_REQUEST_
Copy all of the material below exactly.

_RECORDS SHOWN_
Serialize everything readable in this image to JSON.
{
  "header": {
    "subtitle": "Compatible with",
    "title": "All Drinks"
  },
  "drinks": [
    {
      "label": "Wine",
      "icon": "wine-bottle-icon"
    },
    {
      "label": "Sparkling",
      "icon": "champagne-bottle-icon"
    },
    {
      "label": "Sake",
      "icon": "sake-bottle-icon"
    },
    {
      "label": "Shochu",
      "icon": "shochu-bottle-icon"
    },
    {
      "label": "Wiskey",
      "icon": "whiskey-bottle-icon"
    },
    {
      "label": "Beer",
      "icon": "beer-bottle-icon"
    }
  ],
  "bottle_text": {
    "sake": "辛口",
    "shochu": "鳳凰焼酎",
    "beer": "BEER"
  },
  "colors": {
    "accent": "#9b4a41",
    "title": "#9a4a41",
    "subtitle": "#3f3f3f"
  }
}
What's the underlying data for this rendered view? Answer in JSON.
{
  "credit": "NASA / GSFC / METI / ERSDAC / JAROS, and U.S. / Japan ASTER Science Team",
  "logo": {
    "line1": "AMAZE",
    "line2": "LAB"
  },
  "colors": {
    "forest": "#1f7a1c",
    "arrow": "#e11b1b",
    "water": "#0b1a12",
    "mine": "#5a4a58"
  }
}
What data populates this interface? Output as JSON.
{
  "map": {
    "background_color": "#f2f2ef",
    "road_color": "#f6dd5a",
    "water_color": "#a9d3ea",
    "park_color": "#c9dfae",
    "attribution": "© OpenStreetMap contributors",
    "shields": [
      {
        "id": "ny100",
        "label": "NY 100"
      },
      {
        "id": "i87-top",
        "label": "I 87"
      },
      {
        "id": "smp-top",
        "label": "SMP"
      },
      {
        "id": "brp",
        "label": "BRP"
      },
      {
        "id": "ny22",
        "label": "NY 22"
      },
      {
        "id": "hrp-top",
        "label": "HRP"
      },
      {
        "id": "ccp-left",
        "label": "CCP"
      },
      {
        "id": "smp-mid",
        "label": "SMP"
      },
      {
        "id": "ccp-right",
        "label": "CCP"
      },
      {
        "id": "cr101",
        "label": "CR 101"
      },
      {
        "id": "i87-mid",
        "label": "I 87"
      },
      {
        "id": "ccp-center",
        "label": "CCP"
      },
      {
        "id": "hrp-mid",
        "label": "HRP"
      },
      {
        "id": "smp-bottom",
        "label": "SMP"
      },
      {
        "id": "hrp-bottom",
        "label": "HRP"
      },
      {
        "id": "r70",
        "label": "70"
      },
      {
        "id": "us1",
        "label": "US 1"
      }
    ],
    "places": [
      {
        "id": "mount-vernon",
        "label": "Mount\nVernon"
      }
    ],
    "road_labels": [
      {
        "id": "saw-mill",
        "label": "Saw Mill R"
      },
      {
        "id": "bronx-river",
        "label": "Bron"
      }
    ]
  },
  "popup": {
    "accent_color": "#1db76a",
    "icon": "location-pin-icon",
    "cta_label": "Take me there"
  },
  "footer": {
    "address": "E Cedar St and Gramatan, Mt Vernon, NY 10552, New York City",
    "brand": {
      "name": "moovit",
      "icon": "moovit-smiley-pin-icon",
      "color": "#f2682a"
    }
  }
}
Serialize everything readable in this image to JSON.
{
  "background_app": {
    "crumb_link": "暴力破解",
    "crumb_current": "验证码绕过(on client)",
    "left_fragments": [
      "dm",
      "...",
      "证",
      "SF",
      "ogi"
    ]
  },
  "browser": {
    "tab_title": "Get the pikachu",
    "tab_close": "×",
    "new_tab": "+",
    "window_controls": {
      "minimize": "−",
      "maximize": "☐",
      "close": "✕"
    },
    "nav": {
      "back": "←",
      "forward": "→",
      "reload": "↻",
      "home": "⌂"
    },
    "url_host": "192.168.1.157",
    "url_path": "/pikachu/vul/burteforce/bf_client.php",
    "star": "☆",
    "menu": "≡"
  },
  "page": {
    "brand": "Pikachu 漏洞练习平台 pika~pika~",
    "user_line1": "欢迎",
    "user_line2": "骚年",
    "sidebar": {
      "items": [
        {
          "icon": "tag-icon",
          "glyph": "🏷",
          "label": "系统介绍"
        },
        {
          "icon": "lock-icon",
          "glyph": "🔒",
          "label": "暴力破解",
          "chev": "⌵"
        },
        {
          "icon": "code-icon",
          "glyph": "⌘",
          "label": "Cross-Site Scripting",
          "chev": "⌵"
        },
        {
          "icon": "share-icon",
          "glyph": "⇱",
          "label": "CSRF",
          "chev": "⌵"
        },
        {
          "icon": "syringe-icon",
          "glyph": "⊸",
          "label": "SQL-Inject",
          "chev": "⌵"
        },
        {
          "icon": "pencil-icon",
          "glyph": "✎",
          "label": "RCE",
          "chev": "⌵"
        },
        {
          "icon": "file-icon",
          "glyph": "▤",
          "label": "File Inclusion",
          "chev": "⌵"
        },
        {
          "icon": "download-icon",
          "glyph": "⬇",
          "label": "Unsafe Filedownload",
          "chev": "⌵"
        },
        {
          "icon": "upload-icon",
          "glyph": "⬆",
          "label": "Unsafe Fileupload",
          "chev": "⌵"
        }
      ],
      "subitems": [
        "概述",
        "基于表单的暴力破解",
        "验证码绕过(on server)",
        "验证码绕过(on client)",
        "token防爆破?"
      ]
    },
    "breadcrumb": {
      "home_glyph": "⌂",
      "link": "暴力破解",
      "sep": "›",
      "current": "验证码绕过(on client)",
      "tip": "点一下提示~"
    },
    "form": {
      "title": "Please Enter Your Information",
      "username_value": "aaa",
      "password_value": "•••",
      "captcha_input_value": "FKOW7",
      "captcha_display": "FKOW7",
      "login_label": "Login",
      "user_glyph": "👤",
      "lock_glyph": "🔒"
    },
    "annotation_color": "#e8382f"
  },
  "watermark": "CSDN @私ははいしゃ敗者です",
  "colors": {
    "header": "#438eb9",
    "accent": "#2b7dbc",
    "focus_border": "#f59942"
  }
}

_CORRECT OUTPUT_
Serialize everything readable in this image to JSON.
{
  "header": {
    "subtitle": "Compatible with",
    "title": "All Drinks"
  },
  "drinks": [
    {
      "label": "Wine",
      "icon": "wine-bottle-icon"
    },
    {
      "label": "Sparkling",
      "icon": "champagne-bottle-icon"
    },
    {
      "label": "Sake",
      "icon": "sake-bottle-icon"
    },
    {
      "label": "Shochu",
      "icon": "shochu-bottle-icon"
    },
    {
      "label": "Wiskey",
      "icon": "whiskey-bottle-icon"
    },
    {
      "label": "Beer",
      "icon": "beer-bottle-icon"
    }
  ],
  "bottle_text": {
    "sake": "辛口",
    "shochu": "鳳凰焼酎",
    "beer": "BEER"
  },
  "colors": {
    "accent": "#9b4a41",
    "title": "#9a4a41",
    "subtitle": "#3f3f3f"
  }
}
What's the underlying data for this rendered view? Answer in JSON.
{
  "credit": "NASA / GSFC / METI / ERSDAC / JAROS, and U.S. / Japan ASTER Science Team",
  "logo": {
    "line1": "AMAZE",
    "line2": "LAB"
  },
  "colors": {
    "forest": "#1f7a1c",
    "arrow": "#e11b1b",
    "water": "#0b1a12",
    "mine": "#5a4a58"
  }
}
What data populates this interface? Output as JSON.
{
  "map": {
    "background_color": "#f2f2ef",
    "road_color": "#f6dd5a",
    "water_color": "#a9d3ea",
    "park_color": "#c9dfae",
    "attribution": "© OpenStreetMap contributors",
    "shields": [
      {
        "id": "ny100",
        "label": "NY 100"
      },
      {
        "id": "i87-top",
        "label": "I 87"
      },
      {
        "id": "smp-top",
        "label": "SMP"
      },
      {
        "id": "brp",
        "label": "BRP"
      },
      {
        "id": "ny22",
        "label": "NY 22"
      },
      {
        "id": "hrp-top",
        "label": "HRP"
      },
      {
        "id": "ccp-left",
        "label": "CCP"
      },
      {
        "id": "smp-mid",
        "label": "SMP"
      },
      {
        "id": "ccp-right",
        "label": "CCP"
      },
      {
        "id": "cr101",
        "label": "CR 101"
      },
      {
        "id": "i87-mid",
        "label": "I 87"
      },
      {
        "id": "ccp-center",
        "label": "CCP"
      },
      {
        "id": "hrp-mid",
        "label": "HRP"
      },
      {
        "id": "smp-bottom",
        "label": "SMP"
      },
      {
        "id": "hrp-bottom",
        "label": "HRP"
      },
      {
        "id": "r70",
        "label": "70"
      },
      {
        "id": "us1",
        "label": "US 1"
      }
    ],
    "places": [
      {
        "id": "mount-vernon",
        "label": "Mount\nVernon"
      }
    ],
    "road_labels": [
      {
        "id": "saw-mill",
        "label": "Saw Mill R"
      },
      {
        "id": "bronx-river",
        "label": "Bron"
      }
    ]
  },
  "popup": {
    "accent_color": "#1db76a",
    "icon": "location-pin-icon",
    "cta_label": "Take me there"
  },
  "footer": {
    "address": "E Cedar St and Gramatan, Mt Vernon, NY 10552, New York City",
    "brand": {
      "name": "moovit",
      "icon": "moovit-smiley-pin-icon",
      "color": "#f2682a"
    }
  }
}
Serialize everything readable in this image to JSON.
{
  "background_app": {
    "crumb_link": "暴力破解",
    "crumb_current": "验证码绕过(on client)",
    "left_fragments": [
      "dm",
      "...",
      "证",
      "SF",
      "ogi"
    ]
  },
  "browser": {
    "tab_title": "Get the pikachu",
    "tab_close": "×",
    "new_tab": "+",
    "window_controls": {
      "minimize": "−",
      "maximize": "☐",
      "close": "✕"
    },
    "nav": {
      "back": "←",
      "forward": "→",
      "reload": "↻",
      "home": "⌂"
    },
    "url_host": "192.168.1.157",
    "url_path": "/pikachu/vul/burteforce/bf_client.php",
    "star": "☆",
    "menu": "≡"
  },
  "page": {
    "brand": "Pikachu 漏洞练习平台 pika~pika~",
    "user_line1": "欢迎",
    "user_line2": "骚年",
    "sidebar": {
      "items": [
        {
          "icon": "tag-icon",
          "glyph": "🏷",
          "label": "系统介绍"
        },
        {
          "icon": "lock-icon",
          "glyph": "🔒",
          "label": "暴力破解",
          "chev": "⌵"
        },
        {
          "icon": "code-icon",
          "glyph": "⌘",
          "label": "Cross-Site Scripting",
          "chev": "⌵"
        },
        {
          "icon": "share-icon",
          "glyph": "⇱",
          "label": "CSRF",
          "chev": "⌵"
        },
        {
          "icon": "syringe-icon",
          "glyph": "⊸",
          "label": "SQL-Inject",
          "chev": "⌵"
        },
        {
          "icon": "pencil-icon",
          "glyph": "✎",
          "label": "RCE",
          "chev": "⌵"
        },
        {
          "icon": "file-icon",
          "glyph": "▤",
          "label": "File Inclusion",
          "chev": "⌵"
        },
        {
          "icon": "download-icon",
          "glyph": "⬇",
          "label": "Unsafe Filedownload",
          "chev": "⌵"
        },
        {
          "icon": "upload-icon",
          "glyph": "⬆",
          "label": "Unsafe Fileupload",
          "chev": "⌵"
        }
      ],
      "subitems": [
        "概述",
        "基于表单的暴力破解",
        "验证码绕过(on server)",
        "验证码绕过(on client)",
        "token防爆破?"
      ]
    },
    "breadcrumb": {
      "home_glyph": "⌂",
      "link": "暴力破解",
      "sep": "›",
      "current": "验证码绕过(on client)",
      "tip": "点一下提示~"
    },
    "form": {
      "title": "Please Enter Your Information",
      "username_value": "aaa",
      "password_value": "•••",
      "captcha_input_value": "FKOW7",
      "captcha_display": "FKOW7",
      "login_label": "Login",
      "user_glyph": "👤",
      "lock_glyph": "🔒"
    },
    "annotation_color": "#e8382f"
  },
  "watermark": "CSDN @私ははいしゃ敗者です",
  "colors": {
    "header": "#438eb9",
    "accent": "#2b7dbc",
    "focus_border": "#f59942"
  }
}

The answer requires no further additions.